- Task details
List each line in which the string "text" appears.

(Stored records)
▼

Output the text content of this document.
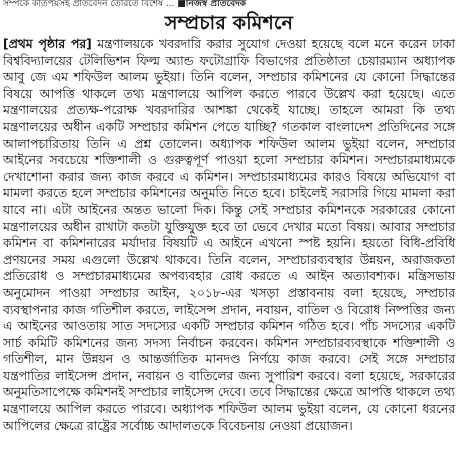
সম্পর্কে কতিপয়সহ প্রতিবেদন তৈরিতে বিশেষ ... ■নিজস্ব প্রতিবেদক
সম্প্রচার কমিশনে

[প্রথম পৃষ্ঠার পর] মন্ত্রণালয়কে খবরদারি করার সুযোগ দেওয়া হয়েছে বলে মনে করেন ঢাকা বিশ্ববিদ্যালয়ের টেলিভিশন ফিল্ম অ্যান্ড ফটোগ্রাফি বিভাগের প্রতিষ্ঠাতা চেয়ারম্যান অধ্যাপক আবু জে এম শফিউল আলম ভুইয়া। তিনি বলেন, সম্প্রচার কমিশনের যে কোনো সিদ্ধান্তের বিষয়ে আপত্তি থাকলে তথ্য মন্ত্রণালয়ে আপিল করতে পারবে উল্লেখ করা হয়েছে। এতে মন্ত্রণালয়ের প্রত্যক্ষ-পরোক্ষ খবরদারির আশঙ্কা থেকেই যাচ্ছে। তাহলে আমরা কি তথ্য মন্ত্রণালয়ের অধীন একটি সম্প্রচার কমিশন পেতে যাচ্ছি? গতকাল বাংলাদেশ প্রতিদিনের সঙ্গে আলাপচারিতায় তিনি এ প্রশ্ন তোলেন। অধ্যাপক শফিউল আলম ভুইয়া বলেন, সম্প্রচার আইনের সবচেয়ে শক্তিশালী ও গুরুত্বপূর্ণ পাওয়া হলো সম্প্রচার কমিশন। সম্প্রচারমাধ্যমকে দেখাশোনা করার জন্য কাজ করবে এ কমিশন। সম্প্রচারমাধ্যমের কারও বিষয়ে অভিযোগ বা মামলা করতে হলে সম্প্রচার কমিশনের অনুমতি নিতে হবে। চাইলেই সরাসরি গিয়ে মামলা করা যাবে না। এটা আইনের অন্তত ভালো দিক। কিন্তু সেই সম্প্রচার কমিশনকে সরকারের কোনো মন্ত্রণালয়ের অধীন রাখাটা কতটা যুক্তিযুক্ত হবে তা ভেবে দেখার মতো বিষয়। আবার সম্প্রচার কমিশন বা কমিশনারের মর্যাদার বিষয়টি এ আইনে এখনো স্পষ্ট হয়নি। হয়তো বিধি-প্রবিধি প্রণয়নের সময় এগুলো উল্লেখ থাকবে। তিনি বলেন, সম্প্রচারব্যবস্থার উন্নয়ন, অরাজকতা প্রতিরোধ ও সম্প্রচারমাধ্যমের অপব্যবহার রোধ করতে এ আইন অত্যাবশ্যক। মন্ত্রিসভায় অনুমোদন পাওয়া সম্প্রচার আইন, ২০১৮-এর খসড়া প্রস্তাবনায় বলা হয়েছে, সম্প্রচার ব্যবস্থাপনার কাজ গতিশীল করতে, লাইসেন্স প্রদান, নবায়ন, বাতিল ও বিরোধ নিষ্পত্তির জন্য এ আইনের আওতায় সাত সদস্যের একটি সম্প্রচার কমিশন গঠিত হবে। পাঁচ সদস্যের একটি সার্চ কমিটি কমিশনের জন্য সদস্য নির্বাচন করবেন। কমিশন সম্প্রচারব্যবস্থাকে শক্তিশালী ও গতিশীল, মান উন্নয়ন ও আন্তর্জাতিক মানদণ্ড নির্ণয়ে কাজ করবে। সেই সঙ্গে সম্প্রচার যন্ত্রপাতির লাইসেন্স প্রদান, নবায়ন ও বাতিলের জন্য সুপারিশ করবে। বলা হয়েছে, সরকারের অনুমতিসাপেক্ষে কমিশনই সম্প্রচার লাইসেন্স দেবে। তবে সিদ্ধান্তের ক্ষেত্রে আপত্তি থাকলে তথ্য মন্ত্রণালয়ে আপিল করতে পারবে। অধ্যাপক শফিউল আলম ভুইয়া বলেন, যে কোনো ধরনের আপিলের ক্ষেত্রে রাষ্ট্রের সর্বোচ্চ আদালতকে বিবেচনায় নেওয়া প্রয়োজন।
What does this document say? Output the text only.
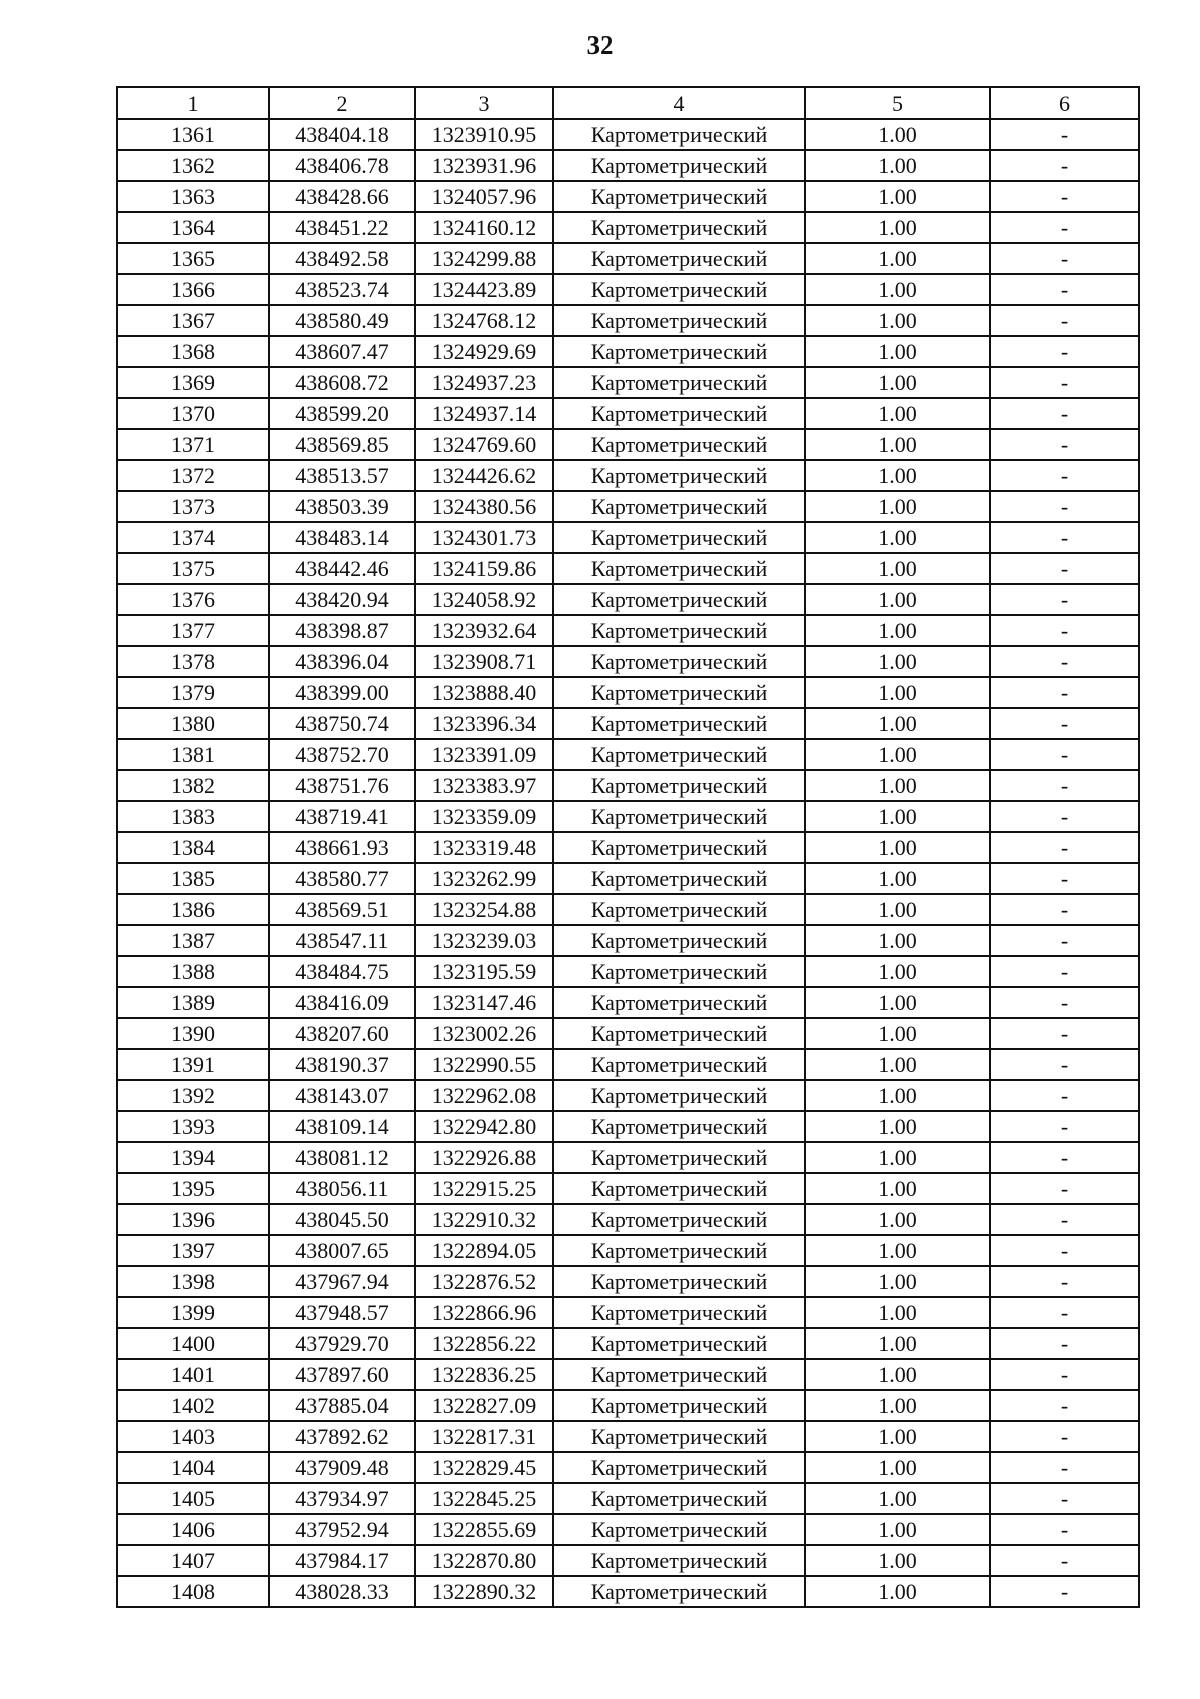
32
1	2	3	4	5	6
1361	438404.18	1323910.95	Картометрический	1.00	-
1362	438406.78	1323931.96	Картометрический	1.00	-
1363	438428.66	1324057.96	Картометрический	1.00	-
1364	438451.22	1324160.12	Картометрический	1.00	-
1365	438492.58	1324299.88	Картометрический	1.00	-
1366	438523.74	1324423.89	Картометрический	1.00	-
1367	438580.49	1324768.12	Картометрический	1.00	-
1368	438607.47	1324929.69	Картометрический	1.00	-
1369	438608.72	1324937.23	Картометрический	1.00	-
1370	438599.20	1324937.14	Картометрический	1.00	-
1371	438569.85	1324769.60	Картометрический	1.00	-
1372	438513.57	1324426.62	Картометрический	1.00	-
1373	438503.39	1324380.56	Картометрический	1.00	-
1374	438483.14	1324301.73	Картометрический	1.00	-
1375	438442.46	1324159.86	Картометрический	1.00	-
1376	438420.94	1324058.92	Картометрический	1.00	-
1377	438398.87	1323932.64	Картометрический	1.00	-
1378	438396.04	1323908.71	Картометрический	1.00	-
1379	438399.00	1323888.40	Картометрический	1.00	-
1380	438750.74	1323396.34	Картометрический	1.00	-
1381	438752.70	1323391.09	Картометрический	1.00	-
1382	438751.76	1323383.97	Картометрический	1.00	-
1383	438719.41	1323359.09	Картометрический	1.00	-
1384	438661.93	1323319.48	Картометрический	1.00	-
1385	438580.77	1323262.99	Картометрический	1.00	-
1386	438569.51	1323254.88	Картометрический	1.00	-
1387	438547.11	1323239.03	Картометрический	1.00	-
1388	438484.75	1323195.59	Картометрический	1.00	-
1389	438416.09	1323147.46	Картометрический	1.00	-
1390	438207.60	1323002.26	Картометрический	1.00	-
1391	438190.37	1322990.55	Картометрический	1.00	-
1392	438143.07	1322962.08	Картометрический	1.00	-
1393	438109.14	1322942.80	Картометрический	1.00	-
1394	438081.12	1322926.88	Картометрический	1.00	-
1395	438056.11	1322915.25	Картометрический	1.00	-
1396	438045.50	1322910.32	Картометрический	1.00	-
1397	438007.65	1322894.05	Картометрический	1.00	-
1398	437967.94	1322876.52	Картометрический	1.00	-
1399	437948.57	1322866.96	Картометрический	1.00	-
1400	437929.70	1322856.22	Картометрический	1.00	-
1401	437897.60	1322836.25	Картометрический	1.00	-
1402	437885.04	1322827.09	Картометрический	1.00	-
1403	437892.62	1322817.31	Картометрический	1.00	-
1404	437909.48	1322829.45	Картометрический	1.00	-
1405	437934.97	1322845.25	Картометрический	1.00	-
1406	437952.94	1322855.69	Картометрический	1.00	-
1407	437984.17	1322870.80	Картометрический	1.00	-
1408	438028.33	1322890.32	Картометрический	1.00	-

▲

- Answer to this problem
Output the text content of this document.
What does this document say? Output the text only.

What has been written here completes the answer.